Work to be completed: For each line in the data below that holds "réservation", return a copy.

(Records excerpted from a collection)
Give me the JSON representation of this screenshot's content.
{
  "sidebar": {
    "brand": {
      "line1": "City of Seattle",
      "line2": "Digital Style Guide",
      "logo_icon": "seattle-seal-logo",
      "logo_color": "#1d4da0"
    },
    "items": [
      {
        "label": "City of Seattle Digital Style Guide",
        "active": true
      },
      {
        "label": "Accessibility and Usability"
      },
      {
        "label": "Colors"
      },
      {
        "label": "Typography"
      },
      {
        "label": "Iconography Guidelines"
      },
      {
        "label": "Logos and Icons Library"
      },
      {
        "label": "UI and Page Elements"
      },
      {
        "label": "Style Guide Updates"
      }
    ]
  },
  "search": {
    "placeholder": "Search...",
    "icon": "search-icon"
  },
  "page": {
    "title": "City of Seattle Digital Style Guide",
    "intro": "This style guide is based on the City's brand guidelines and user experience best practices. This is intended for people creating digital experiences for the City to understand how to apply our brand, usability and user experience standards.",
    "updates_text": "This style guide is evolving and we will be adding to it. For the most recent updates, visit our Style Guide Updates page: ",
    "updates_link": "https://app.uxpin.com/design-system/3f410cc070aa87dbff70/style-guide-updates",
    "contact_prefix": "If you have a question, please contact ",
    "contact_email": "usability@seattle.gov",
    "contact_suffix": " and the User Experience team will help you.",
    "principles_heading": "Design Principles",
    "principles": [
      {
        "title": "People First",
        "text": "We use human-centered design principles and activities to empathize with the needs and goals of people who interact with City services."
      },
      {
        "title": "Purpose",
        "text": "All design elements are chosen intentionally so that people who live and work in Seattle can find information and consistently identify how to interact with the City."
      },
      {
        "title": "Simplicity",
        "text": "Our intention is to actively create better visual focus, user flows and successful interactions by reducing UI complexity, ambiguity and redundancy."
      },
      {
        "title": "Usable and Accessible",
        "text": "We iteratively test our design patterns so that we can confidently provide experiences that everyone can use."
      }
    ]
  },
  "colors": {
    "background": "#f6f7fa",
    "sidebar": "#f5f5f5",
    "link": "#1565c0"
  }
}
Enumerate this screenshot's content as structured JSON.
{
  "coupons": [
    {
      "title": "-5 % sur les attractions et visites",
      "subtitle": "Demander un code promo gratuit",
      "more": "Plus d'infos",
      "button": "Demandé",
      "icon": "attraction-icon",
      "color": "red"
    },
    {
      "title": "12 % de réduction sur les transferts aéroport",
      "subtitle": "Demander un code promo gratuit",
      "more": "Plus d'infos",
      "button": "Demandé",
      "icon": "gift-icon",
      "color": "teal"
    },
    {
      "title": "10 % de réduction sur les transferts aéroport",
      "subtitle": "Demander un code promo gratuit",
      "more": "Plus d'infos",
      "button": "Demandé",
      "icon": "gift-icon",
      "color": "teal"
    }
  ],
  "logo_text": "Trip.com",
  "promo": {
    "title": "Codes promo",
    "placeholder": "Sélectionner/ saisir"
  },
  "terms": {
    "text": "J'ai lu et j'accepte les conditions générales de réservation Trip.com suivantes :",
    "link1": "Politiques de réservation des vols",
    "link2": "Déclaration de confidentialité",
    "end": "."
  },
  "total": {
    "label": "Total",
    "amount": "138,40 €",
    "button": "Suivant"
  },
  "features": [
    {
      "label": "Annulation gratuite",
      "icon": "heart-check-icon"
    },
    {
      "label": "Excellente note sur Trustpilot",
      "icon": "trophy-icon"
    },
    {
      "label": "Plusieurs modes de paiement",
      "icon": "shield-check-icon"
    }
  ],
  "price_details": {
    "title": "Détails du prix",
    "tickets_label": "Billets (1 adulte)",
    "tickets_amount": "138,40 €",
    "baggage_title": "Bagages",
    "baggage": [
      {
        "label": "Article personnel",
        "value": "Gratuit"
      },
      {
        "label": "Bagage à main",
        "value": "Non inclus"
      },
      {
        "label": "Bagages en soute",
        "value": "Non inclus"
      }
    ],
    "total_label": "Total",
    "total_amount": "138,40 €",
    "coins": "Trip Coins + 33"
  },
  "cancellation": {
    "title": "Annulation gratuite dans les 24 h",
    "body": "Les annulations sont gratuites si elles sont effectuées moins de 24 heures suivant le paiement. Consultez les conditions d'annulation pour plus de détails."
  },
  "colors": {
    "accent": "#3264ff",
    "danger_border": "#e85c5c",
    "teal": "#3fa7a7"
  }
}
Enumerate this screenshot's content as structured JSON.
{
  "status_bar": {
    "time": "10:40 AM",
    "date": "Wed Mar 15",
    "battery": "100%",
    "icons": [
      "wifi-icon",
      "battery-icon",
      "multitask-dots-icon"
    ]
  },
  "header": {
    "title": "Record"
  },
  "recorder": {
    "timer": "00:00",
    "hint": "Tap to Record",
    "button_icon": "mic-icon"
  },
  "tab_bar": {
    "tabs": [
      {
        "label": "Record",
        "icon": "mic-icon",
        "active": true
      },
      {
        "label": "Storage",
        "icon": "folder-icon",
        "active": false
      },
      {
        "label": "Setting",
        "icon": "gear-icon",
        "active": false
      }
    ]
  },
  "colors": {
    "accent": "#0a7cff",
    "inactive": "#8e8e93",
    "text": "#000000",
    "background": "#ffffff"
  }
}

Written response:
    "text": "J'ai lu et j'accepte les conditions générales de réservation Trip.com suivantes :",
    "link1": "Politiques de réservation des vols",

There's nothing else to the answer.